[What is needed] Among the entries below, find the lines with "title" and copy them.
☆ ☆ ☆ ☆ ☆ ☆ ☆
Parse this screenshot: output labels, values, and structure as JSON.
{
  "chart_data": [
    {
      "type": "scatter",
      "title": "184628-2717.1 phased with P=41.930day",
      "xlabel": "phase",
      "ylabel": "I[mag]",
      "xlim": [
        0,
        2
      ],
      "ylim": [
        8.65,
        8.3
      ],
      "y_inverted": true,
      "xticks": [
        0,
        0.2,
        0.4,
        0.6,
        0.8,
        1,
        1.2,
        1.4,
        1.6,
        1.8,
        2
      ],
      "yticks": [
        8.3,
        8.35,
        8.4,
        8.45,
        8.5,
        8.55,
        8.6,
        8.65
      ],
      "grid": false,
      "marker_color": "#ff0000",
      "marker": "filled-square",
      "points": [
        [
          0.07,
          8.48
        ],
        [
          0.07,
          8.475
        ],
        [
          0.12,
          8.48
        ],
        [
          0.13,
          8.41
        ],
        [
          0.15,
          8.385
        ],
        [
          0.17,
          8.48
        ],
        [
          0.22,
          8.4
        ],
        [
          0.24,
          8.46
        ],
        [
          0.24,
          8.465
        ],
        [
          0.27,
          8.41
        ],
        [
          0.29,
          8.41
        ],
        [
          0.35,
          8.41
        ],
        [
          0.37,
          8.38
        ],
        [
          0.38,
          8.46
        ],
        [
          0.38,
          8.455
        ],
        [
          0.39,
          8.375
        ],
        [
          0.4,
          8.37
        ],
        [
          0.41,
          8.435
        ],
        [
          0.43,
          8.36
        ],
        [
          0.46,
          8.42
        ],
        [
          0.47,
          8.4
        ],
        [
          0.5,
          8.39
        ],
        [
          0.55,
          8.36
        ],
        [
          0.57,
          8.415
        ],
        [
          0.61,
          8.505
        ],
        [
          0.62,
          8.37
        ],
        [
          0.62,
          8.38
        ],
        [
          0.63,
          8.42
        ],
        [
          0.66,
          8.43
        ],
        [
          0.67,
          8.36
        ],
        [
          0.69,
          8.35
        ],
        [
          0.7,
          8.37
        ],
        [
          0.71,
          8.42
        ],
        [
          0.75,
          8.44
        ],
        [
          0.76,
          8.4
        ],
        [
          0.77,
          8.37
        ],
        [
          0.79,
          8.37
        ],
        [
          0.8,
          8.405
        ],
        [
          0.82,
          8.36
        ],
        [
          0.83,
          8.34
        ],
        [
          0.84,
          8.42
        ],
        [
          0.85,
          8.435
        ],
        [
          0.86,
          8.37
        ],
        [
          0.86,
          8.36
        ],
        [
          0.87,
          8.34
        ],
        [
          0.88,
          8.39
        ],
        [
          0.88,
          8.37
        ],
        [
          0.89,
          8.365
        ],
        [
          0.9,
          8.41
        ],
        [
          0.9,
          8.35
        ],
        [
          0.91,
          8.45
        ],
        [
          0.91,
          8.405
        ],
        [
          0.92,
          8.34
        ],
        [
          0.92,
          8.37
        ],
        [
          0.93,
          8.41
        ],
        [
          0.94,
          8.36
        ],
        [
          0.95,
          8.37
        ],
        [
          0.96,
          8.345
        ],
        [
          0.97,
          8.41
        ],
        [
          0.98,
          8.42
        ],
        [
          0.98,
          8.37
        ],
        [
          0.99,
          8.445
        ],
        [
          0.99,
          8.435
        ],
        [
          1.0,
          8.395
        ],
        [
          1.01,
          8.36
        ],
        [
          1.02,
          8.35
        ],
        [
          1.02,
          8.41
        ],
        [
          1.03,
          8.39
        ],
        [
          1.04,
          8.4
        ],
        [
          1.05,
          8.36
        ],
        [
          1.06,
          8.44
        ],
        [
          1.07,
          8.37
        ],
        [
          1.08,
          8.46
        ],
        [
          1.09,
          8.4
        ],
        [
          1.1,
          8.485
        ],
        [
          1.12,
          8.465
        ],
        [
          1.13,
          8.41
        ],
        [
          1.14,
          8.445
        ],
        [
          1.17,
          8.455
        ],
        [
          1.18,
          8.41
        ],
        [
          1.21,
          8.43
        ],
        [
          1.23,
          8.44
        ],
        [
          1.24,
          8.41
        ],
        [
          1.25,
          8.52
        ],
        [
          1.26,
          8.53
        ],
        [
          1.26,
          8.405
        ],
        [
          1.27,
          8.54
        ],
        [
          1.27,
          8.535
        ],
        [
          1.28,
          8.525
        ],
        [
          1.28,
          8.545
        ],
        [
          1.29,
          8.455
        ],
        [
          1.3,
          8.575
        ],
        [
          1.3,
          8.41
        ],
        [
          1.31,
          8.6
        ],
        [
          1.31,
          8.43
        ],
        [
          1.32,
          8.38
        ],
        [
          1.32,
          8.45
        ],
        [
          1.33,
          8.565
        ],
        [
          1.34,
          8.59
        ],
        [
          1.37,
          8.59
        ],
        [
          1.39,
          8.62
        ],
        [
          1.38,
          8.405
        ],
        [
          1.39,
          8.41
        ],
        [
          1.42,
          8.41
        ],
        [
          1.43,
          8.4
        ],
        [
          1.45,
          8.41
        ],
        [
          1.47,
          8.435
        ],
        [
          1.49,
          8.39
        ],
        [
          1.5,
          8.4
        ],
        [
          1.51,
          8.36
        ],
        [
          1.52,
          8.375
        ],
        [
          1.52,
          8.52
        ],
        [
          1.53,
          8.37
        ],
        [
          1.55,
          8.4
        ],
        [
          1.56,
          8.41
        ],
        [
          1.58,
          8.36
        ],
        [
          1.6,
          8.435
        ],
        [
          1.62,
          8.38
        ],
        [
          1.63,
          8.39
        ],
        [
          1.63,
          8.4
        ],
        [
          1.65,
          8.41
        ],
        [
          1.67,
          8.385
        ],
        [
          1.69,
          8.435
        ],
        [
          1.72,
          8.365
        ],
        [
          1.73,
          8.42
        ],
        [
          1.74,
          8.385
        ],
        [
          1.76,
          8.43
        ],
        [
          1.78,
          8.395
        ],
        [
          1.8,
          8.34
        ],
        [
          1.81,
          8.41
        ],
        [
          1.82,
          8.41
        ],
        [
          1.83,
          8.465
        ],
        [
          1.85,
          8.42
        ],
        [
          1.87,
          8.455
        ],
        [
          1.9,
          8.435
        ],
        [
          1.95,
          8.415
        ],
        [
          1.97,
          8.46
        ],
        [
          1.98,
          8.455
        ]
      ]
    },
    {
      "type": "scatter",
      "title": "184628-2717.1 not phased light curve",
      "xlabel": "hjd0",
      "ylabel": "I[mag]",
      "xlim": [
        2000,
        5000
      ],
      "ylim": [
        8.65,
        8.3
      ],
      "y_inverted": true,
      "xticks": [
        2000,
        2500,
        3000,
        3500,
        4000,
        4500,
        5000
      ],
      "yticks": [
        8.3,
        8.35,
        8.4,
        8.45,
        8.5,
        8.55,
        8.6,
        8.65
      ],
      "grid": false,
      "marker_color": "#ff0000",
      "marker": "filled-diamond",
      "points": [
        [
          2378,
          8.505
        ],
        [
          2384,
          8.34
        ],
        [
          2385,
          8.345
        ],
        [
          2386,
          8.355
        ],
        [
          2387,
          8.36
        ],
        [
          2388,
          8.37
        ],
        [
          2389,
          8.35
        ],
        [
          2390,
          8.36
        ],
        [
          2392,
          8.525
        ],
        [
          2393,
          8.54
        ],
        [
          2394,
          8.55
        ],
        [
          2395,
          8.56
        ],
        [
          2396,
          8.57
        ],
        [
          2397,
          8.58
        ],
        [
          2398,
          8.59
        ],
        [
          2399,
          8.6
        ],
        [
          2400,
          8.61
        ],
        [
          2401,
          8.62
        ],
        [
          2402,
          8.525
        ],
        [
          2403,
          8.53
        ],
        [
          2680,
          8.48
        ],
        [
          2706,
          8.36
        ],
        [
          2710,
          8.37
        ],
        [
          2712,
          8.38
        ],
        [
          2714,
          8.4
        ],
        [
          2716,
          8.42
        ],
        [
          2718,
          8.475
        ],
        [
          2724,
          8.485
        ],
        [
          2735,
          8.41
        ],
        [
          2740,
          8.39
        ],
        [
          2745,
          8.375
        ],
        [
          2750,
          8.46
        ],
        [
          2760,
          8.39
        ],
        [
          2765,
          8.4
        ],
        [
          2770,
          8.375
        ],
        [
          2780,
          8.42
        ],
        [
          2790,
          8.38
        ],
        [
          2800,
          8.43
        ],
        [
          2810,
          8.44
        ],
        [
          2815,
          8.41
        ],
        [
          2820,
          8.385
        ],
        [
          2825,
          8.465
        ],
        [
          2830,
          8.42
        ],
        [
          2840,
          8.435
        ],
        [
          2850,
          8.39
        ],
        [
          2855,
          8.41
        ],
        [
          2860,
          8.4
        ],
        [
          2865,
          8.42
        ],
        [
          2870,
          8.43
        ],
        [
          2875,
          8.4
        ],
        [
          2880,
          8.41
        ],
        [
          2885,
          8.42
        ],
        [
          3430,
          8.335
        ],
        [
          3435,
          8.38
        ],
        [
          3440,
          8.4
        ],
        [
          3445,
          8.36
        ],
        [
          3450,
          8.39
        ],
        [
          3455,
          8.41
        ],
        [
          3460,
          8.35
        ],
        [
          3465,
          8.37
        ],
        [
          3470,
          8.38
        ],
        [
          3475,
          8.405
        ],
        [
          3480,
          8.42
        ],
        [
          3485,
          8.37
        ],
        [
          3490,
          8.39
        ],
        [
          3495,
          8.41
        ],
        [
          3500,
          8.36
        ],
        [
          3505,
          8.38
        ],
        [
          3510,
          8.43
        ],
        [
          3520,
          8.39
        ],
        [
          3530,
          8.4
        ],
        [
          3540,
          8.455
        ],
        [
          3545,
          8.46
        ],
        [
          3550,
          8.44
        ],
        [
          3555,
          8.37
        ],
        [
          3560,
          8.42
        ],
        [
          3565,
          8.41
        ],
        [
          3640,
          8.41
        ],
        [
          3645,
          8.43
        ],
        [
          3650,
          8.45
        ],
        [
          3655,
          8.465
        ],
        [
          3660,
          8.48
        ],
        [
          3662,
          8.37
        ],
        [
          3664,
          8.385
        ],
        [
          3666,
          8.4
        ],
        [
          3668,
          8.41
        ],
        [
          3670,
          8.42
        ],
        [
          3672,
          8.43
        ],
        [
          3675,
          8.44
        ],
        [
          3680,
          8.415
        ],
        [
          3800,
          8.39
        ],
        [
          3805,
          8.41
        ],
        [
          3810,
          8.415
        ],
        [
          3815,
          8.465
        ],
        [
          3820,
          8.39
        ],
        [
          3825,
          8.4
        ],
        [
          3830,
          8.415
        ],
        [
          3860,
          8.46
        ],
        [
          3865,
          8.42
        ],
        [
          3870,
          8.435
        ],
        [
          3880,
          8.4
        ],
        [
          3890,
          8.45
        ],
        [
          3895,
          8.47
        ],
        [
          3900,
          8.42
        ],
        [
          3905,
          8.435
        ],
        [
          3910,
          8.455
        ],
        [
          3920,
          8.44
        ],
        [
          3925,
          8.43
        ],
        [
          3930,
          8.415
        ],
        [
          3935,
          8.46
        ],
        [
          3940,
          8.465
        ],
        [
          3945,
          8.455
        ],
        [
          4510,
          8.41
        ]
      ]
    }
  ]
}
☆ ☆ ☆ ☆ ☆ ☆ ☆
[Response]
      "title": "184628-2717.1 phased with P=41.930day",
      "title": "184628-2717.1 not phased light curve",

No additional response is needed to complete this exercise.